Give the material once more, word for word, without any images.

+ + + + +

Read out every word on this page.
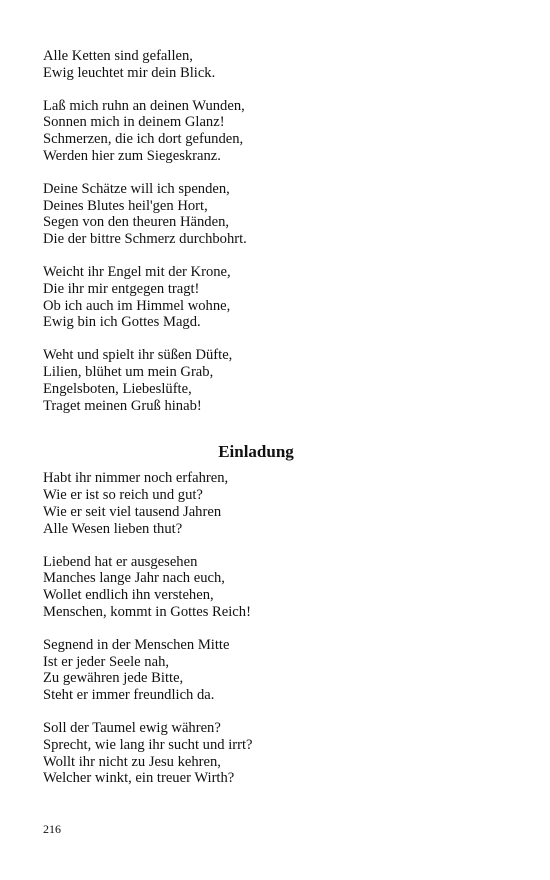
Alle Ketten sind gefallen,
Ewig leuchtet mir dein Blick.
Laß mich ruhn an deinen Wunden,
Sonnen mich in deinem Glanz!
Schmerzen, die ich dort gefunden,
Werden hier zum Siegeskranz.
Deine Schätze will ich spenden,
Deines Blutes heil'gen Hort,
Segen von den theuren Händen,
Die der bittre Schmerz durchbohrt.
Weicht ihr Engel mit der Krone,
Die ihr mir entgegen tragt!
Ob ich auch im Himmel wohne,
Ewig bin ich Gottes Magd.
Weht und spielt ihr süßen Düfte,
Lilien, blühet um mein Grab,
Engelsboten, Liebeslüfte,
Traget meinen Gruß hinab!
Einladung
Habt ihr nimmer noch erfahren,
Wie er ist so reich und gut?
Wie er seit viel tausend Jahren
Alle Wesen lieben thut?
Liebend hat er ausgesehen
Manches lange Jahr nach euch,
Wollet endlich ihn verstehen,
Menschen, kommt in Gottes Reich!
Segnend in der Menschen Mitte
Ist er jeder Seele nah,
Zu gewähren jede Bitte,
Steht er immer freundlich da.
Soll der Taumel ewig währen?
Sprecht, wie lang ihr sucht und irrt?
Wollt ihr nicht zu Jesu kehren,
Welcher winkt, ein treuer Wirth?
216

+ + + + +

◆ **ANSWER TO THE EXERCISE**:
Read out every word on this page.
Alle Ketten sind gefallen,
Ewig leuchtet mir dein Blick.
Laß mich ruhn an deinen Wunden,
Sonnen mich in deinem Glanz!
Schmerzen, die ich dort gefunden,
Werden hier zum Siegeskranz.
Deine Schätze will ich spenden,
Deines Blutes heil'gen Hort,
Segen von den theuren Händen,
Die der bittre Schmerz durchbohrt.
Weicht ihr Engel mit der Krone,
Die ihr mir entgegen tragt!
Ob ich auch im Himmel wohne,
Ewig bin ich Gottes Magd.
Weht und spielt ihr süßen Düfte,
Lilien, blühet um mein Grab,
Engelsboten, Liebeslüfte,
Traget meinen Gruß hinab!
Einladung
Habt ihr nimmer noch erfahren,
Wie er ist so reich und gut?
Wie er seit viel tausend Jahren
Alle Wesen lieben thut?
Liebend hat er ausgesehen
Manches lange Jahr nach euch,
Wollet endlich ihn verstehen,
Menschen, kommt in Gottes Reich!
Segnend in der Menschen Mitte
Ist er jeder Seele nah,
Zu gewähren jede Bitte,
Steht er immer freundlich da.
Soll der Taumel ewig währen?
Sprecht, wie lang ihr sucht und irrt?
Wollt ihr nicht zu Jesu kehren,
Welcher winkt, ein treuer Wirth?
216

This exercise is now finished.